- [WRITTEN EXERCISE]:
Scan the records for the word "cette". Copy each line that includes it.

- [Source records]:

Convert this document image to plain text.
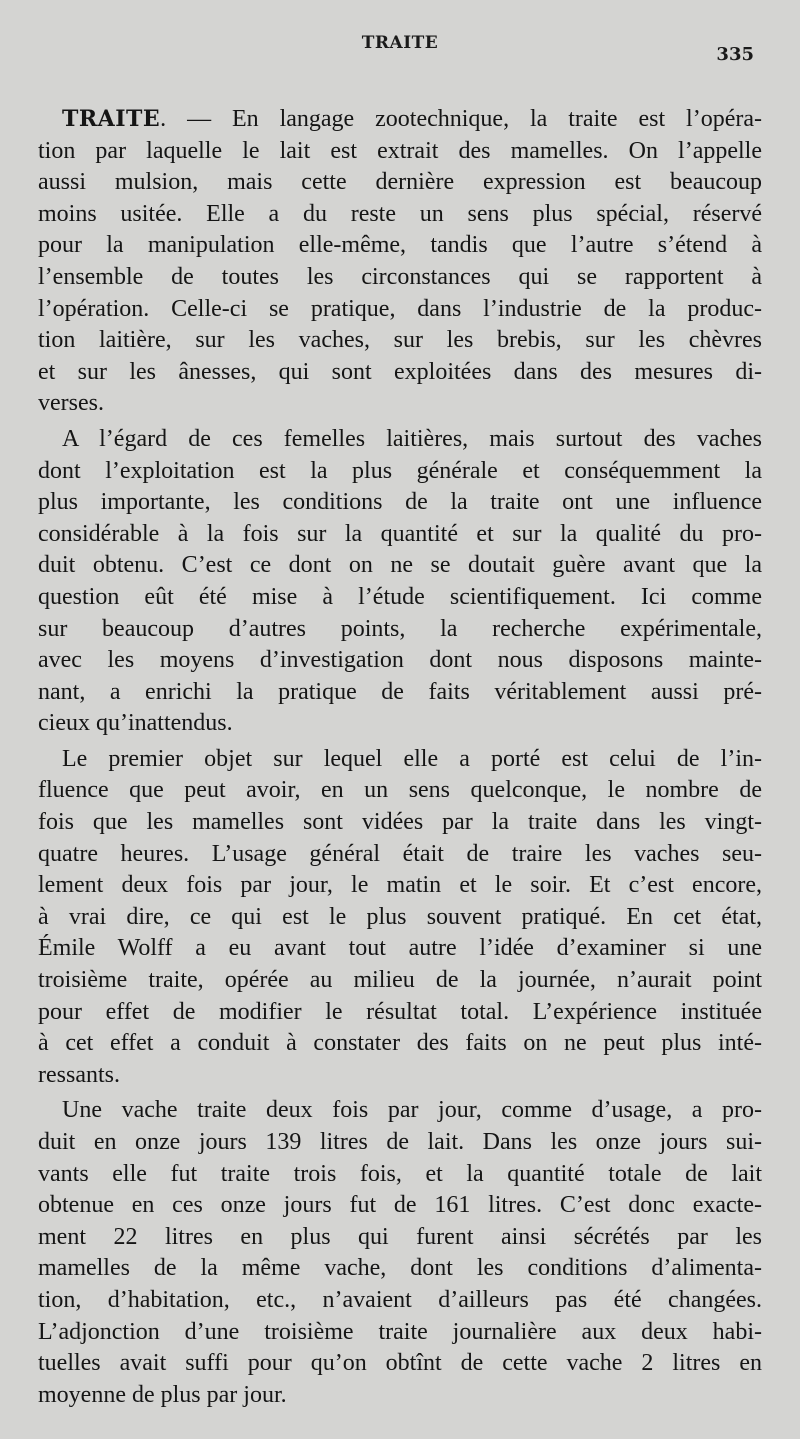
TRAITE
335
TRAITE. — En langage zootechnique, la traite est l’opéra-
tion par laquelle le lait est extrait des mamelles. On l’appelle
aussi mulsion, mais cette dernière expression est beaucoup
moins usitée. Elle a du reste un sens plus spécial, réservé
pour la manipulation elle-même, tandis que l’autre s’étend à
l’ensemble de toutes les circonstances qui se rapportent à
l’opération. Celle-ci se pratique, dans l’industrie de la produc-
tion laitière, sur les vaches, sur les brebis, sur les chèvres
et sur les ânesses, qui sont exploitées dans des mesures di-
verses.
A l’égard de ces femelles laitières, mais surtout des vaches
dont l’exploitation est la plus générale et conséquemment la
plus importante, les conditions de la traite ont une influence
considérable à la fois sur la quantité et sur la qualité du pro-
duit obtenu. C’est ce dont on ne se doutait guère avant que la
question eût été mise à l’étude scientifiquement. Ici comme
sur beaucoup d’autres points, la recherche expérimentale,
avec les moyens d’investigation dont nous disposons mainte-
nant, a enrichi la pratique de faits véritablement aussi pré-
cieux qu’inattendus.
Le premier objet sur lequel elle a porté est celui de l’in-
fluence que peut avoir, en un sens quelconque, le nombre de
fois que les mamelles sont vidées par la traite dans les vingt-
quatre heures. L’usage général était de traire les vaches seu-
lement deux fois par jour, le matin et le soir. Et c’est encore,
à vrai dire, ce qui est le plus souvent pratiqué. En cet état,
Émile Wolff a eu avant tout autre l’idée d’examiner si une
troisième traite, opérée au milieu de la journée, n’aurait point
pour effet de modifier le résultat total. L’expérience instituée
à cet effet a conduit à constater des faits on ne peut plus inté-
ressants.
Une vache traite deux fois par jour, comme d’usage, a pro-
duit en onze jours 139 litres de lait. Dans les onze jours sui-
vants elle fut traite trois fois, et la quantité totale de lait
obtenue en ces onze jours fut de 161 litres. C’est donc exacte-
ment 22 litres en plus qui furent ainsi sécrétés par les
mamelles de la même vache, dont les conditions d’alimenta-
tion, d’habitation, etc., n’avaient d’ailleurs pas été changées.
L’adjonction d’une troisième traite journalière aux deux habi-
tuelles avait suffi pour qu’on obtînt de cette vache 2 litres en
moyenne de plus par jour.
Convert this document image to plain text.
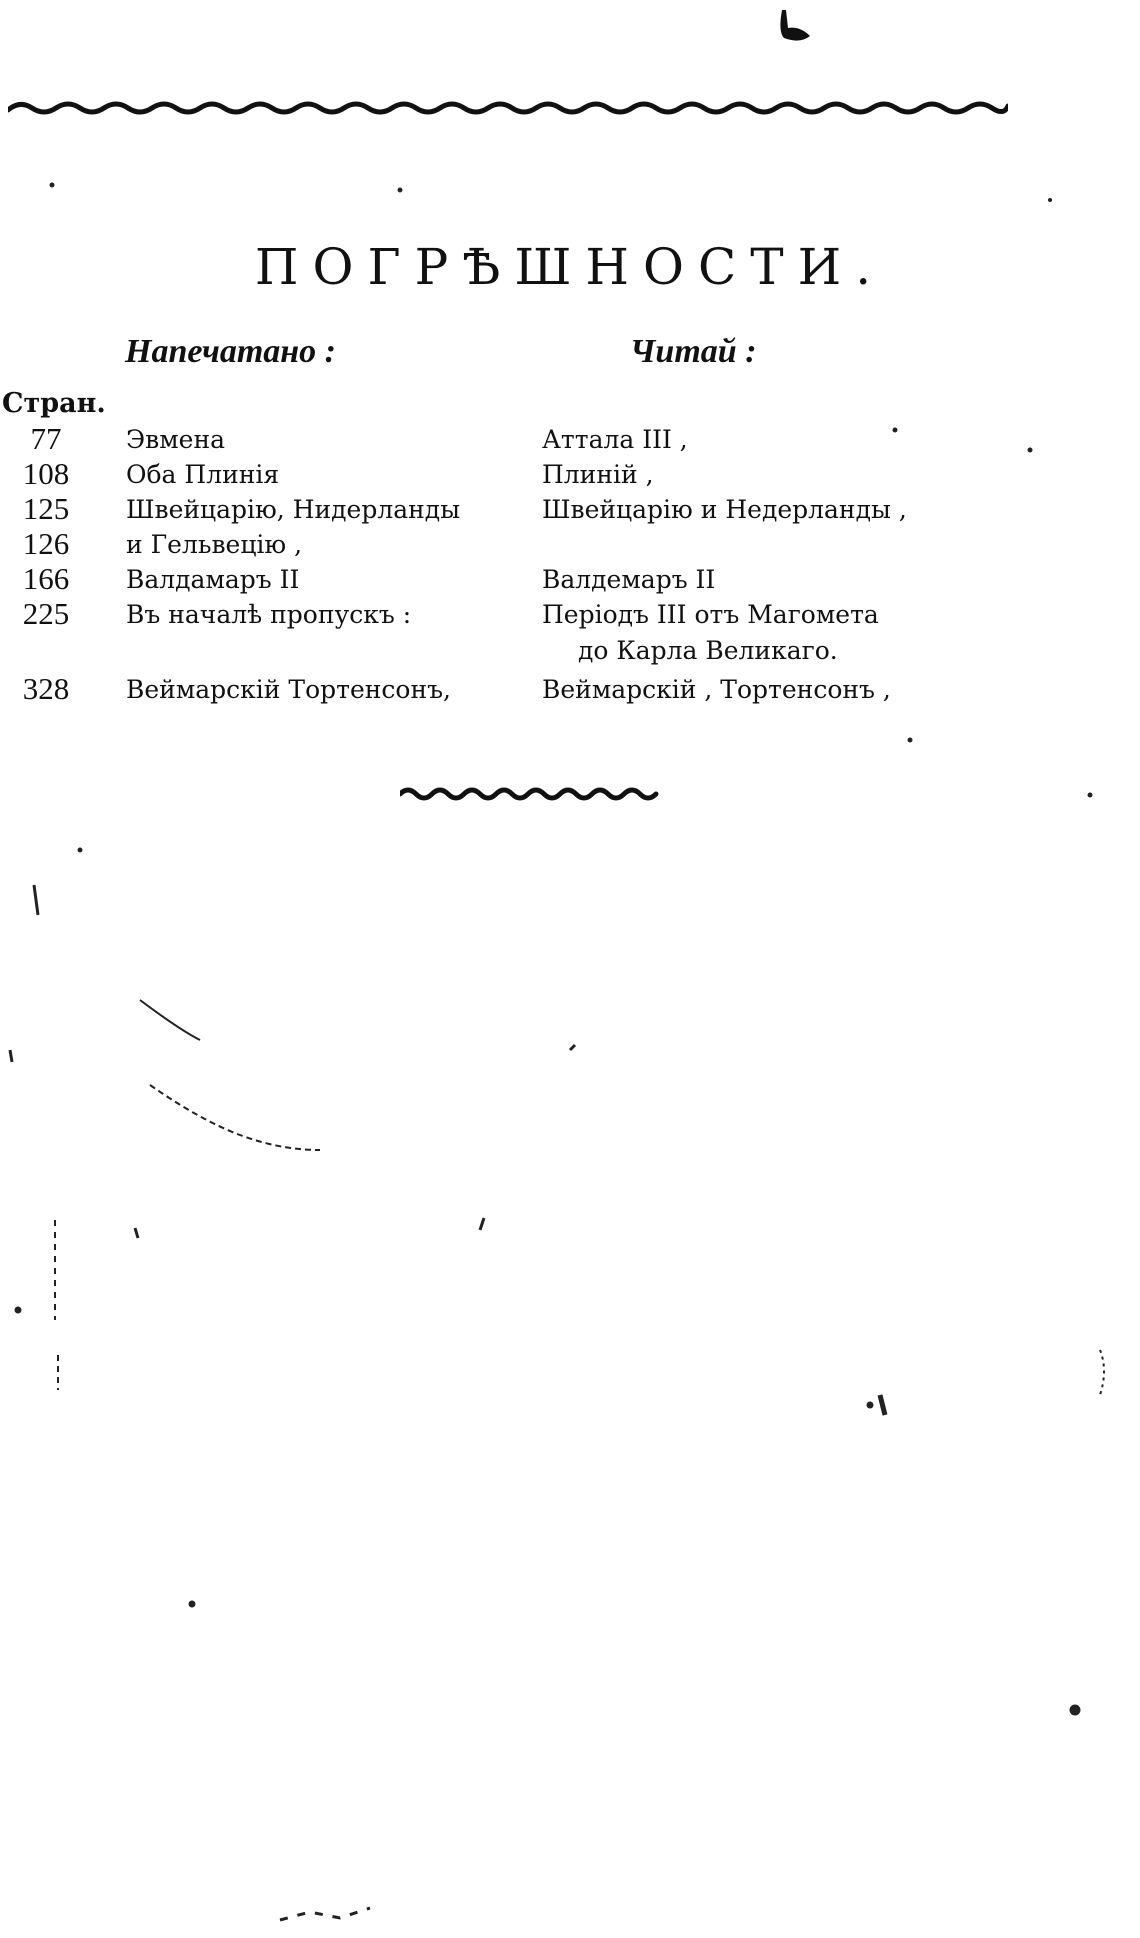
ПОГРѢШНОСТИ.
Напечатано :	Читай :
Стран.
77	Эвмена	Аттала III ,
108	Оба Плинія	Плиній ,
125	Швейцарію, Нидерланды	Швейцарію и Недерланды ,
126	и Гельвецію ,
166	Валдамаръ II	Валдемаръ II
225	Въ началѣ пропускъ :	Періодъ III отъ Магомета
до Карла Великаго.
328	Веймарскій Тортенсонъ,	Веймарскій , Тортенсонъ ,
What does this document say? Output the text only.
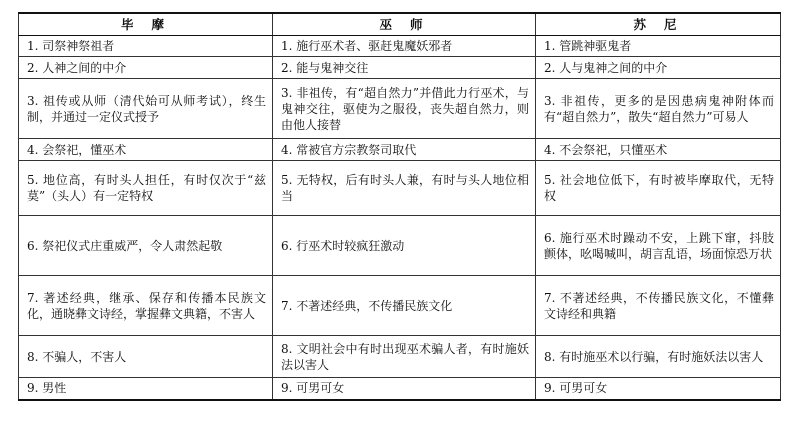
毕摩	巫师	苏尼

1. 司祭神祭祖者	1. 施行巫术者、驱赶鬼魔妖邪者	1. 管跳神驱鬼者

2. 人神之间的中介	2. 能与鬼神交往	2. 人与鬼神之间的中介

3. 祖传或从师（清代始可从师考试），终生制，并通过一定仪式授予	3. 非祖传，有“超自然力”并借此力行巫术，与鬼神交往，驱使为之服役，丧失超自然力，则由他人接替	3. 非祖传，更多的是因患病鬼神附体而有“超自然力”，散失“超自然力”可易人

4. 会祭祀，懂巫术	4. 常被官方宗教祭司取代	4. 不会祭祀，只懂巫术

5. 地位高，有时头人担任，有时仅次于“兹莫”（头人）有一定特权	5. 无特权，后有时头人兼，有时与头人地位相当	5. 社会地位低下，有时被毕摩取代，无特权

6. 祭祀仪式庄重威严，令人肃然起敬	6. 行巫术时较疯狂激动	6. 施行巫术时躁动不安，上跳下窜，抖肢颤体，吆喝喊叫，胡言乱语，场面惊恐万状

7. 著述经典，继承、保存和传播本民族文化，通晓彝文诗经，掌握彝文典籍，不害人	7. 不著述经典，不传播民族文化	7. 不著述经典，不传播民族文化，不懂彝文诗经和典籍

8. 不骗人，不害人	8. 文明社会中有时出现巫术骗人者，有时施妖法以害人	8. 有时施巫术以行骗，有时施妖法以害人

9. 男性	9. 可男可女	9. 可男可女
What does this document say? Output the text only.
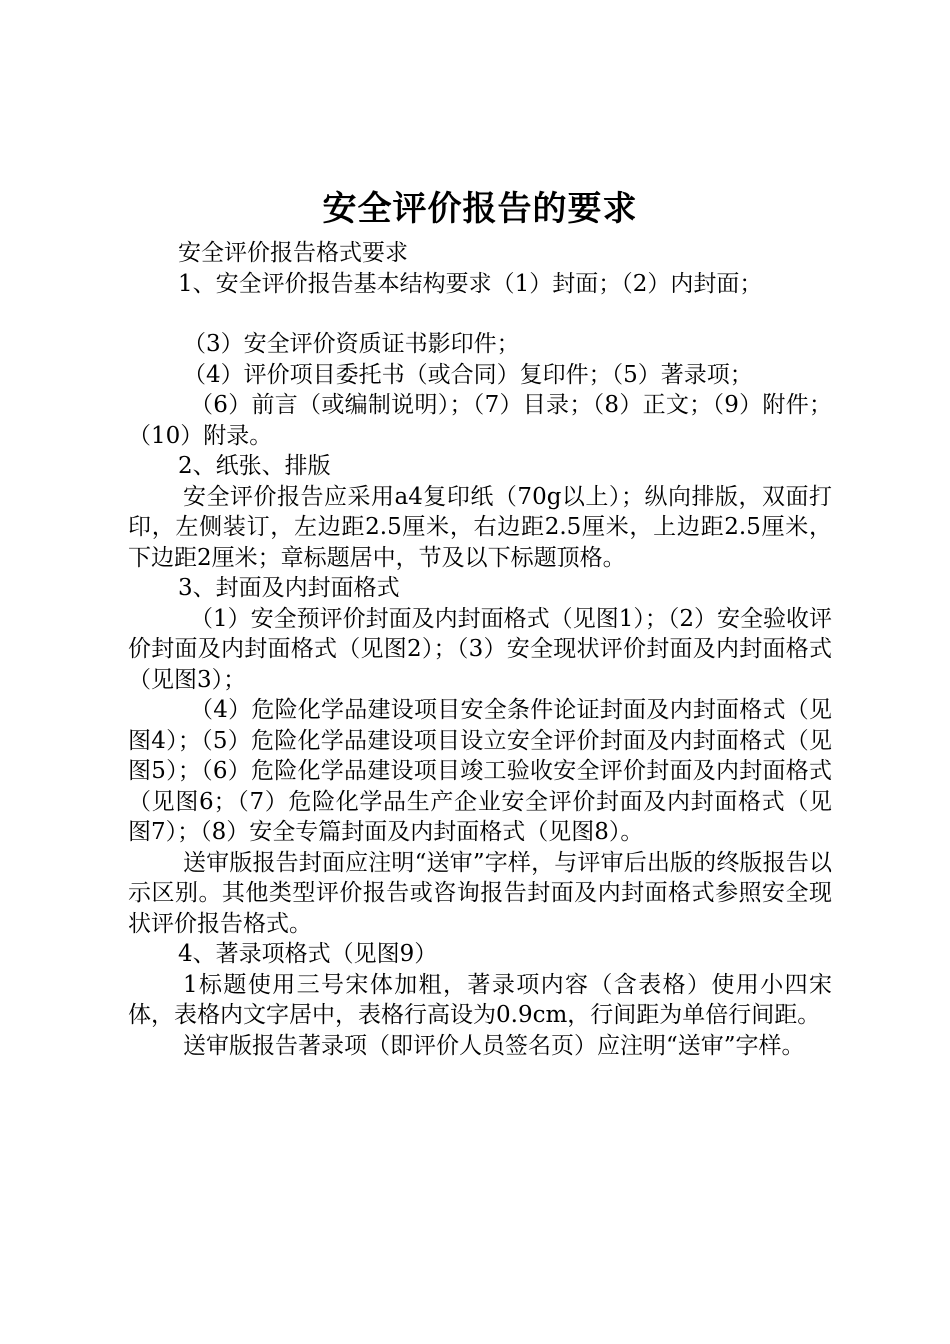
安全评价报告的要求

安全评价报告格式要求

1、安全评价报告基本结构要求（1）封面；（2）内封面；

（3）安全评价资质证书影印件；

（4）评价项目委托书（或合同）复印件；（5）著录项；

（6）前言（或编制说明）；（7）目录；（8）正文；（9）附件；（10）附录。

2、纸张、排版

安全评价报告应采用a4复印纸（70g以上）；纵向排版，双面打印，左侧装订，左边距2.5厘米，右边距2.5厘米，上边距2.5厘米，下边距2厘米；章标题居中，节及以下标题顶格。

3、封面及内封面格式

（1）安全预评价封面及内封面格式（见图1）；（2）安全验收评价封面及内封面格式（见图2）；（3）安全现状评价封面及内封面格式（见图3）；

（4）危险化学品建设项目安全条件论证封面及内封面格式（见图4）；（5）危险化学品建设项目设立安全评价封面及内封面格式（见图5）；（6）危险化学品建设项目竣工验收安全评价封面及内封面格式（见图6；（7）危险化学品生产企业安全评价封面及内封面格式（见图7）；（8）安全专篇封面及内封面格式（见图8）。

送审版报告封面应注明“送审”字样，与评审后出版的终版报告以示区别。其他类型评价报告或咨询报告封面及内封面格式参照安全现状评价报告格式。

4、著录项格式（见图9）

1标题使用三号宋体加粗，著录项内容（含表格）使用小四宋体，表格内文字居中，表格行高设为0.9cm，行间距为单倍行间距。

送审版报告著录项（即评价人员签名页）应注明“送审”字样。
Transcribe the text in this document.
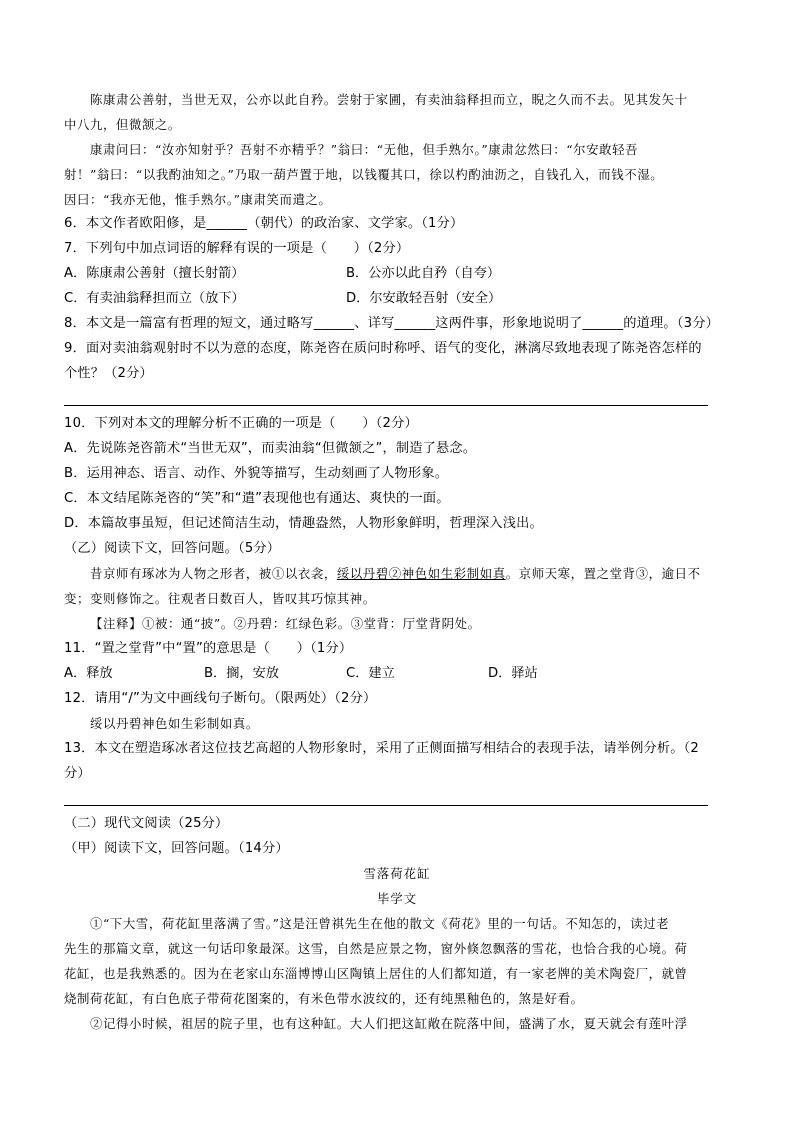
陈康肃公善射，当世无双，公亦以此自矜。尝射于家圃，有卖油翁释担而立，睨之久而不去。见其发矢十
中八九，但微颔之。
康肃问曰：“汝亦知射乎？吾射不亦精乎？”翁曰：“无他，但手熟尔。”康肃忿然曰：“尔安敢轻吾
射！”翁曰：“以我酌油知之。”乃取一葫芦置于地，以钱覆其口，徐以杓酌油沥之，自钱孔入，而钱不湿。
因曰：“我亦无他，惟手熟尔。”康肃笑而遣之。
6．本文作者欧阳修，是______（朝代）的政治家、文学家。（1分）
7．下列句中加点词语的解释有误的一项是（　　）（2分）
A．陈康肃公善射（擅长射箭）	B．公亦以此自矜（自夸）
C．有卖油翁释担而立（放下）	D．尔安敢轻吾射（安全）
8．本文是一篇富有哲理的短文，通过略写______、详写______这两件事，形象地说明了______的道理。（3分）
9．面对卖油翁观射时不以为意的态度，陈尧咨在质问时称呼、语气的变化，淋漓尽致地表现了陈尧咨怎样的
个性？（2分）
10．下列对本文的理解分析不正确的一项是（　　）（2分）
A．先说陈尧咨箭术“当世无双”，而卖油翁“但微颔之”，制造了悬念。
B．运用神态、语言、动作、外貌等描写，生动刻画了人物形象。
C．本文结尾陈尧咨的“笑”和“遣”表现他也有通达、爽快的一面。
D．本篇故事虽短，但记述简洁生动，情趣盎然，人物形象鲜明，哲理深入浅出。
（乙）阅读下文，回答问题。（5分）
昔京师有琢冰为人物之形者，被①以衣衾，绥以丹碧②神色如生彩制如真。京师天寒，置之堂背③，逾日不
变；变则修饰之。往观者日数百人，皆叹其巧惊其神。
【注释】①被：通“披”。②丹碧：红绿色彩。③堂背：厅堂背阴处。
11．“置之堂背”中“置”的意思是（　　）（1分）
A．释放	B．搁，安放	C．建立	D．驿站
12．请用“/”为文中画线句子断句。（限两处）（2分）
绥以丹碧神色如生彩制如真。
13．本文在塑造琢冰者这位技艺高超的人物形象时，采用了正侧面描写相结合的表现手法，请举例分析。（2
分）
（二）现代文阅读（25分）
（甲）阅读下文，回答问题。（14分）
雪落荷花缸
毕学文
①“下大雪，荷花缸里落满了雪。”这是汪曾祺先生在他的散文《荷花》里的一句话。不知怎的，读过老
先生的那篇文章，就这一句话印象最深。这雪，自然是应景之物，窗外倏忽飘落的雪花，也恰合我的心境。荷
花缸，也是我熟悉的。因为在老家山东淄博博山区陶镇上居住的人们都知道，有一家老牌的美术陶瓷厂，就曾
烧制荷花缸，有白色底子带荷花图案的，有米色带水波纹的，还有纯黑釉色的，煞是好看。
②记得小时候，祖居的院子里，也有这种缸。大人们把这缸敞在院落中间，盛满了水，夏天就会有莲叶浮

- [WRITTEN ANSWER]:
aussi mulsion, mais cette dernière expression est beaucoup
tuelles avait suffi pour qu’on obtînt de cette vache 2 litres en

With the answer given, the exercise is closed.